__Data listing__.

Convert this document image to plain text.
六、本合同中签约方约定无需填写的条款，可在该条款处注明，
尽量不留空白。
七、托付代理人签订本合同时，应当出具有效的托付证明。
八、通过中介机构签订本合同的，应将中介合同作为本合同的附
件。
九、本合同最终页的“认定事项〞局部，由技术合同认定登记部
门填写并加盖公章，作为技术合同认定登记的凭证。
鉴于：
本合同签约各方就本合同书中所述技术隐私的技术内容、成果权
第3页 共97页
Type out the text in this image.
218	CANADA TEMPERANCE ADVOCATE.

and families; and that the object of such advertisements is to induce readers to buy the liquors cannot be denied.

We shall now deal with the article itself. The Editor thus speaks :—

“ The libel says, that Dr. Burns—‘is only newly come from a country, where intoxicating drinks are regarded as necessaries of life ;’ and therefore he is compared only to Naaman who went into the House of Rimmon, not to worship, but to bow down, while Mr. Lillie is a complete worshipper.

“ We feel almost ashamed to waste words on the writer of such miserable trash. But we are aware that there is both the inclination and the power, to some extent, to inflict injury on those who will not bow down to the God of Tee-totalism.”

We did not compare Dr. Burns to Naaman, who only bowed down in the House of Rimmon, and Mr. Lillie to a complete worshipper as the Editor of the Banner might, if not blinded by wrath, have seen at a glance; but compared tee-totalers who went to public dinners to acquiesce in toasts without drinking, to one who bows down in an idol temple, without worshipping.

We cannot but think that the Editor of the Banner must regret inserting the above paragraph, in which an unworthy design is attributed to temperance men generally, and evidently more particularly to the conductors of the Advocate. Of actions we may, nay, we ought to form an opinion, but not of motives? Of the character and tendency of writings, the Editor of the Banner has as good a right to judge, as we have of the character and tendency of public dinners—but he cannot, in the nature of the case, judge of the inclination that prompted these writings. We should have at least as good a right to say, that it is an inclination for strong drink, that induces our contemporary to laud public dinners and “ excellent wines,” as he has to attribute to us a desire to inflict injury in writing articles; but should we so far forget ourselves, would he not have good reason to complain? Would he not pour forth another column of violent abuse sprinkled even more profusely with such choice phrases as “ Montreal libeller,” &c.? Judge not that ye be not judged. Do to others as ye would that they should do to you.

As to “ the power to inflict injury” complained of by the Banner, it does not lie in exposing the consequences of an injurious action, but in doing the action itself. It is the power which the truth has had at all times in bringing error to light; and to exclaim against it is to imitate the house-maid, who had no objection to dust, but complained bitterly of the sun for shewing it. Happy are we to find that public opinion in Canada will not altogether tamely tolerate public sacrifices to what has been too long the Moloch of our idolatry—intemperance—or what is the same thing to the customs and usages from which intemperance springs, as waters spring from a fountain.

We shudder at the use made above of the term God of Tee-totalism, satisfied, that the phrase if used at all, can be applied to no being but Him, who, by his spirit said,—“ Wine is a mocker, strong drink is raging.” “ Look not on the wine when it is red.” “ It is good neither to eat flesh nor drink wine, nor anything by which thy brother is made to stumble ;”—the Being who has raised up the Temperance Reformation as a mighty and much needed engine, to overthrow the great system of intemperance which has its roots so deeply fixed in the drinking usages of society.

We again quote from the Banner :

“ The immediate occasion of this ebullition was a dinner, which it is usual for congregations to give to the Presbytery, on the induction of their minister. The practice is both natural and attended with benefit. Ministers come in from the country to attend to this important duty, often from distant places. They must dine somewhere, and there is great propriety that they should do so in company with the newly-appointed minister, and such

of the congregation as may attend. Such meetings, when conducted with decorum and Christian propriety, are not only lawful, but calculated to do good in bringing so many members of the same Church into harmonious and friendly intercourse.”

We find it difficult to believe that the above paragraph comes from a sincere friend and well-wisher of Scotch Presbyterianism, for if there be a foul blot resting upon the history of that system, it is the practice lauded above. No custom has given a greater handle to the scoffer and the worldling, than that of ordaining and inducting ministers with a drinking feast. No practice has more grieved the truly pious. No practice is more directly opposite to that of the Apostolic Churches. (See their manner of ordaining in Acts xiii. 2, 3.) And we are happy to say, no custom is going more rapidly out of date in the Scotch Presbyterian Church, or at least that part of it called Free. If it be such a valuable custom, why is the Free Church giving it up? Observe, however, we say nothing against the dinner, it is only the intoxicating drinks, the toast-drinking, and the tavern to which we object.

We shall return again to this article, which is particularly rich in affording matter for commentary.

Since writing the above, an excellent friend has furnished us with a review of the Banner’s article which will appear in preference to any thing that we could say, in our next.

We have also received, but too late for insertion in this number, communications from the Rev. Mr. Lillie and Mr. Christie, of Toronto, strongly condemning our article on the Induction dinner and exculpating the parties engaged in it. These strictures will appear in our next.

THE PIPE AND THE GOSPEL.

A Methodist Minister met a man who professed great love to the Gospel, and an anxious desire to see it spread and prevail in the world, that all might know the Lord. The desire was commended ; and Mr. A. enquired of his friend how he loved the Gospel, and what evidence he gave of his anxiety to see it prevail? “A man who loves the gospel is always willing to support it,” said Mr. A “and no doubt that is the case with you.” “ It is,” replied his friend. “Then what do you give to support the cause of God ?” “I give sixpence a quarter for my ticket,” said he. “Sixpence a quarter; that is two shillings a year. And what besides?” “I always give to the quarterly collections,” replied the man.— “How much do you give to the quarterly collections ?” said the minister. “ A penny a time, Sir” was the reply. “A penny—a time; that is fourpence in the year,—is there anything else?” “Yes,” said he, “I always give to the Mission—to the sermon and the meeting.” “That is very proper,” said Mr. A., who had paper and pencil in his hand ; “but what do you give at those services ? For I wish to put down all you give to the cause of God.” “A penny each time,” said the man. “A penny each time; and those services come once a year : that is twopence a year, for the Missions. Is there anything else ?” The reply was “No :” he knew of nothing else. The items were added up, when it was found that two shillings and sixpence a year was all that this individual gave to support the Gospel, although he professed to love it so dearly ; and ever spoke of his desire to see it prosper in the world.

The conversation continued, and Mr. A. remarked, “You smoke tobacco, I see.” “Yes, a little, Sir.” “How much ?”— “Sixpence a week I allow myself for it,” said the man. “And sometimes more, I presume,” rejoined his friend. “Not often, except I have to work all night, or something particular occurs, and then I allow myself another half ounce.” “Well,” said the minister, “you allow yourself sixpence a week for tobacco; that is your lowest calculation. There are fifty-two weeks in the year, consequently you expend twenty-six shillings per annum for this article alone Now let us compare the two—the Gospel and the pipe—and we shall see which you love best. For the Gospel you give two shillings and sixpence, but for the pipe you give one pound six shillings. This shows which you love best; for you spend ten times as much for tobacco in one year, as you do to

__Problem to work on__. Say how many lines of the data include the word "writing". Nothing other than the number should be given.

__Task solution__. 2